## [Problem description]
From the line containing "Read all visible content and emit it as JSON." through the last line of the material, copy every line exactly, both ends inclusive; do not copy pictures.

■ ■ ■

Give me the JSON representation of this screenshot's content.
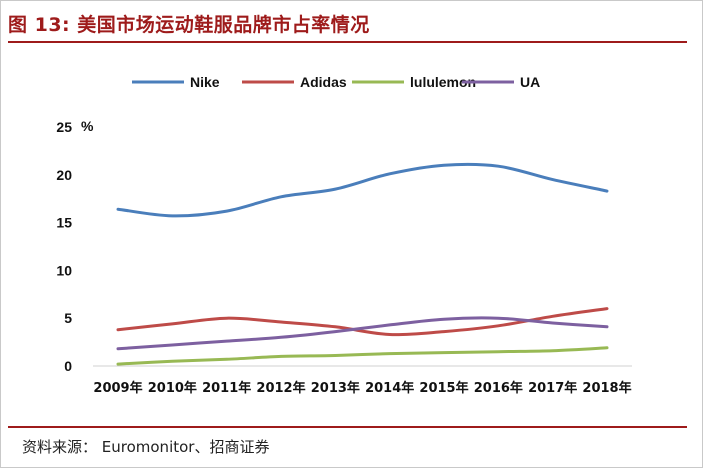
{
  "figure": {
    "title": "图 13:  美国市场运动鞋服品牌市占率情况",
    "source": "资料来源：  Euromonitor、招商证券"
  },
  "chart_data": {
    "type": "line",
    "ylabel": "%",
    "ylim": [
      0,
      25
    ],
    "yticks": [
      0,
      5,
      10,
      15,
      20,
      25
    ],
    "categories": [
      "2009年",
      "2010年",
      "2011年",
      "2012年",
      "2013年",
      "2014年",
      "2015年",
      "2016年",
      "2017年",
      "2018年"
    ],
    "legend_position": "top",
    "grid": false,
    "series": [
      {
        "name": "Nike",
        "color": "#4a7ebb",
        "values": [
          16.4,
          15.7,
          16.2,
          17.7,
          18.5,
          20.1,
          21.0,
          20.9,
          19.5,
          18.3
        ]
      },
      {
        "name": "Adidas",
        "color": "#be4b48",
        "values": [
          3.8,
          4.4,
          5.0,
          4.6,
          4.1,
          3.3,
          3.6,
          4.2,
          5.2,
          6.0
        ]
      },
      {
        "name": "lululemon",
        "color": "#98b954",
        "values": [
          0.2,
          0.5,
          0.7,
          1.0,
          1.1,
          1.3,
          1.4,
          1.5,
          1.6,
          1.9
        ]
      },
      {
        "name": "UA",
        "color": "#7d60a0",
        "values": [
          1.8,
          2.2,
          2.6,
          3.0,
          3.6,
          4.3,
          4.9,
          5.0,
          4.5,
          4.1
        ]
      }
    ]
  }
}
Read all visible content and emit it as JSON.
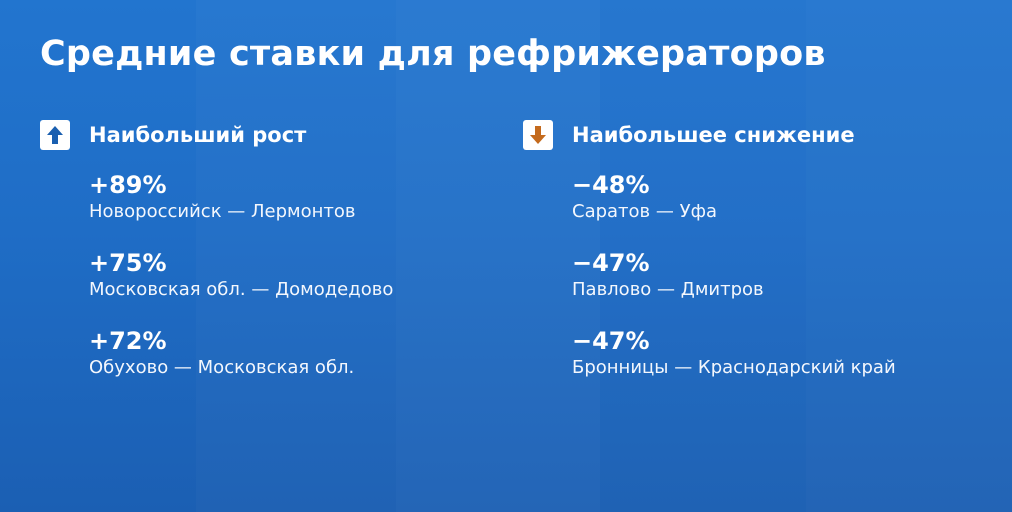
{
  "title": "Средние ставки для рефрижераторов",
  "colors": {
    "background": "#1f6dc6",
    "up_arrow": "#1a5fb0",
    "down_arrow": "#c46a1d"
  },
  "growth": {
    "icon": "up-arrow-icon",
    "label": "Наибольший рост",
    "items": [
      {
        "value": "+89%",
        "route": "Новороссийск — Лермонтов"
      },
      {
        "value": "+75%",
        "route": "Московская обл. — Домодедово"
      },
      {
        "value": "+72%",
        "route": "Обухово — Московская обл."
      }
    ]
  },
  "decline": {
    "icon": "down-arrow-icon",
    "label": "Наибольшее снижение",
    "items": [
      {
        "value": "−48%",
        "route": "Саратов — Уфа"
      },
      {
        "value": "−47%",
        "route": "Павлово — Дмитров"
      },
      {
        "value": "−47%",
        "route": "Бронницы — Краснодарский край"
      }
    ]
  }
}
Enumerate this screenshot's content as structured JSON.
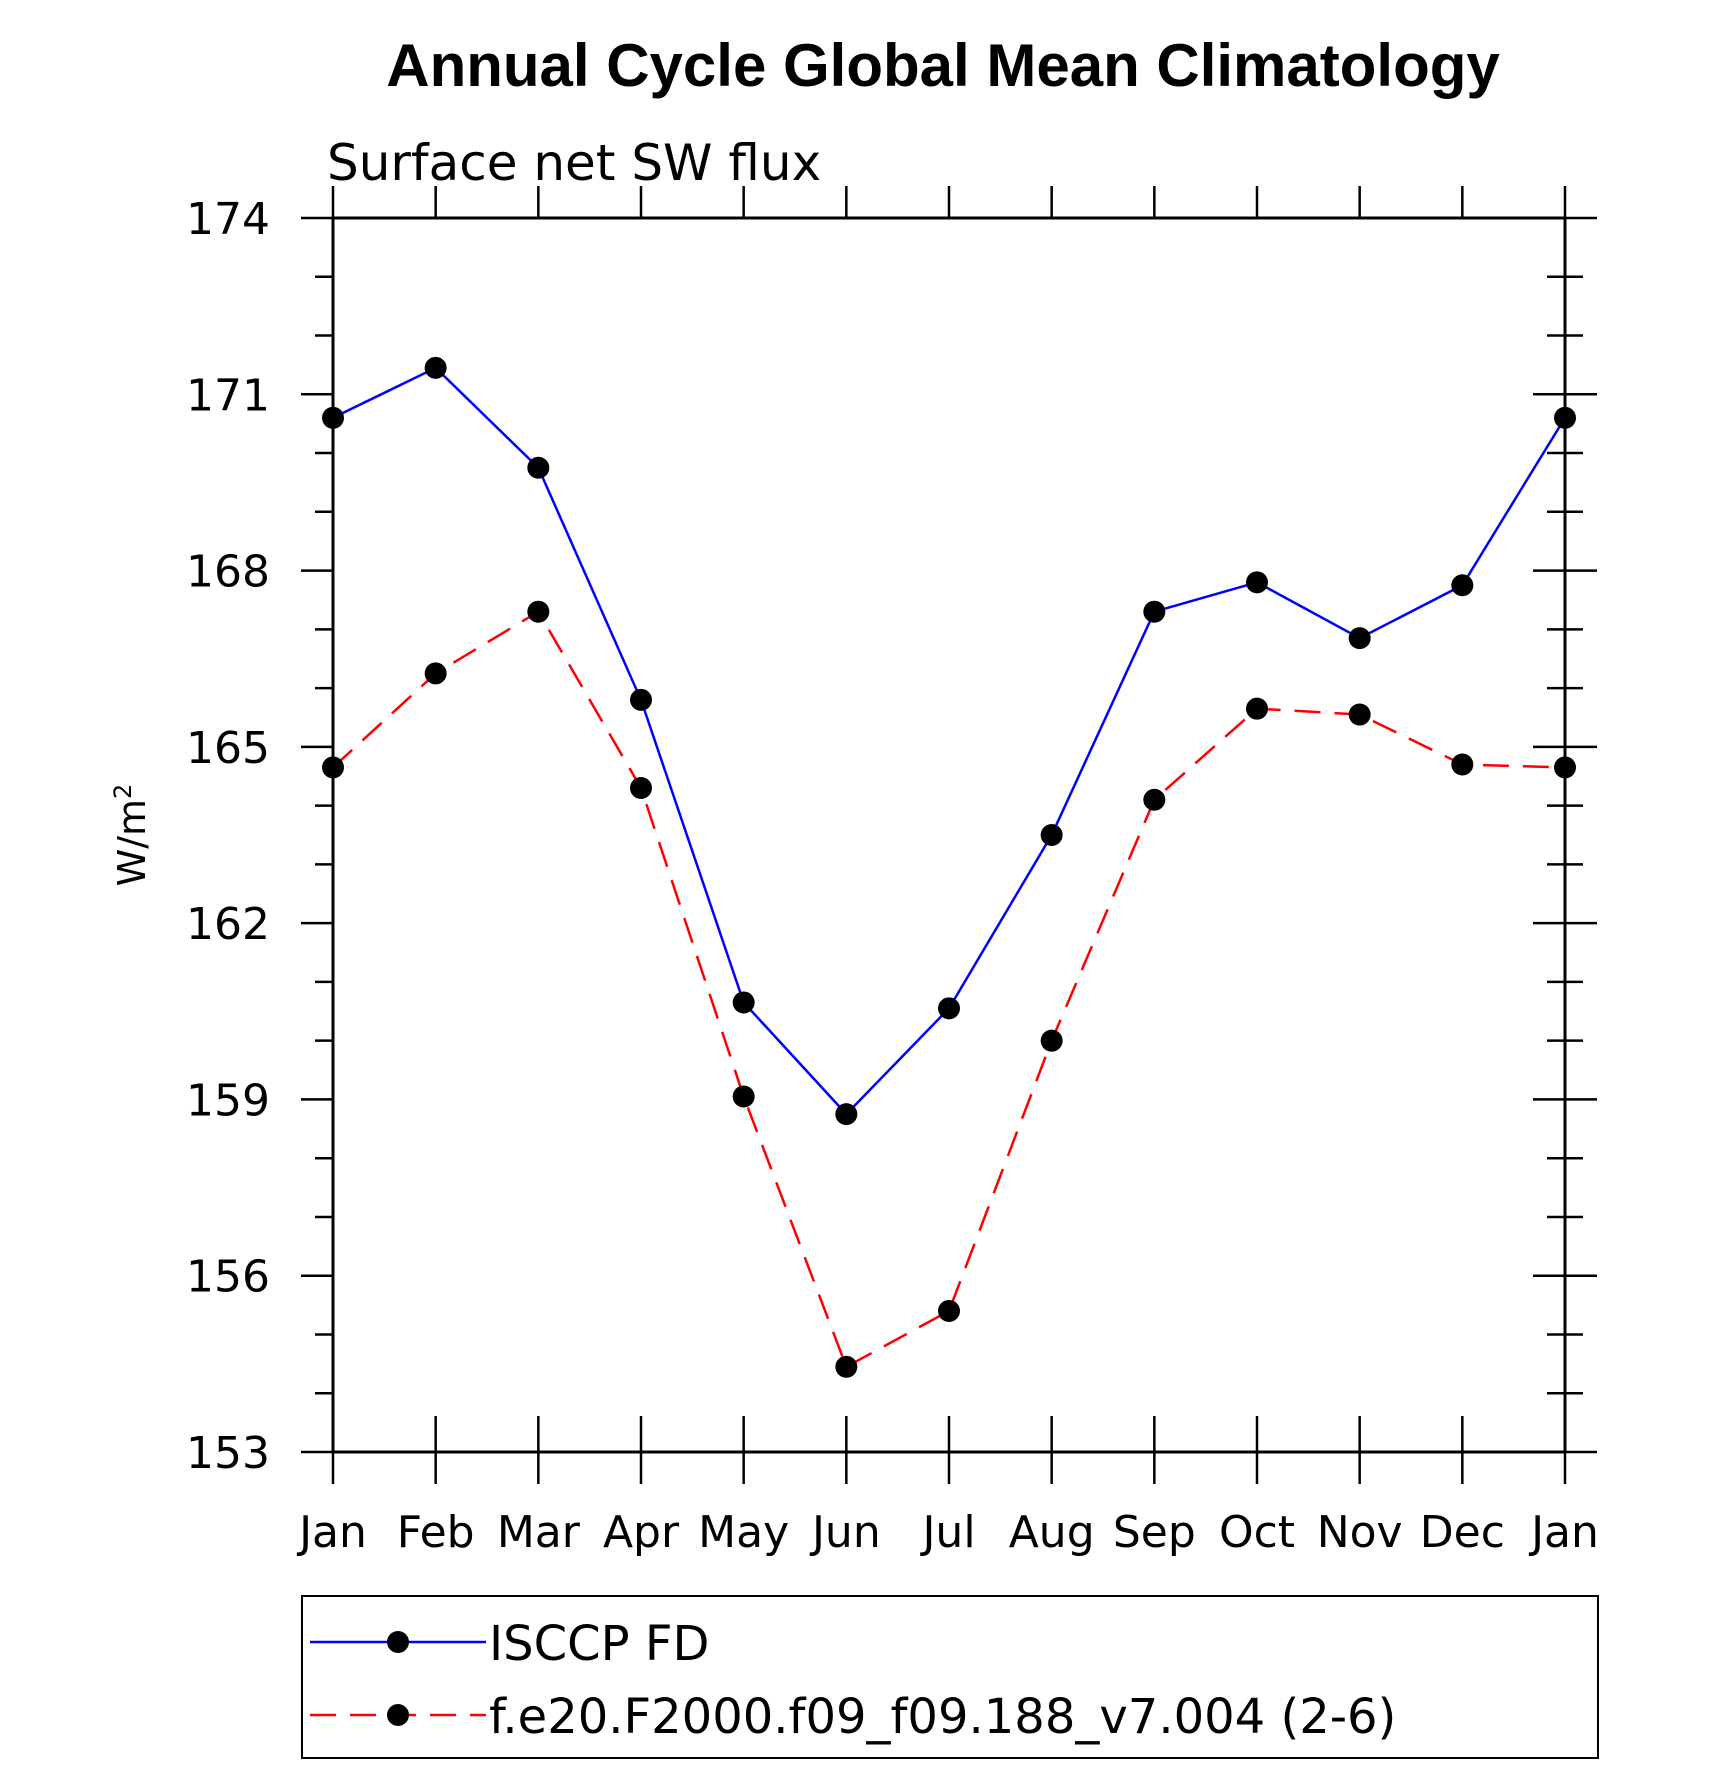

■ ■ ■

## [The solution]
Read all visible content and emit it as JSON.
{
  "title": "Средние ставки для рефрижераторов",
  "colors": {
    "background": "#1f6dc6",
    "up_arrow": "#1a5fb0",
    "down_arrow": "#c46a1d"
  },
  "growth": {
    "icon": "up-arrow-icon",
    "label": "Наибольший рост",
    "items": [
      {
        "value": "+89%",
        "route": "Новороссийск — Лермонтов"
      },
      {
        "value": "+75%",
        "route": "Московская обл. — Домодедово"
      },
      {
        "value": "+72%",
        "route": "Обухово — Московская обл."
      }
    ]
  },
  "decline": {
    "icon": "down-arrow-icon",
    "label": "Наибольшее снижение",
    "items": [
      {
        "value": "−48%",
        "route": "Саратов — Уфа"
      },
      {
        "value": "−47%",
        "route": "Павлово — Дмитров"
      },
      {
        "value": "−47%",
        "route": "Бронницы — Краснодарский край"
      }
    ]
  }
}
Enumerate this screenshot's content as structured JSON.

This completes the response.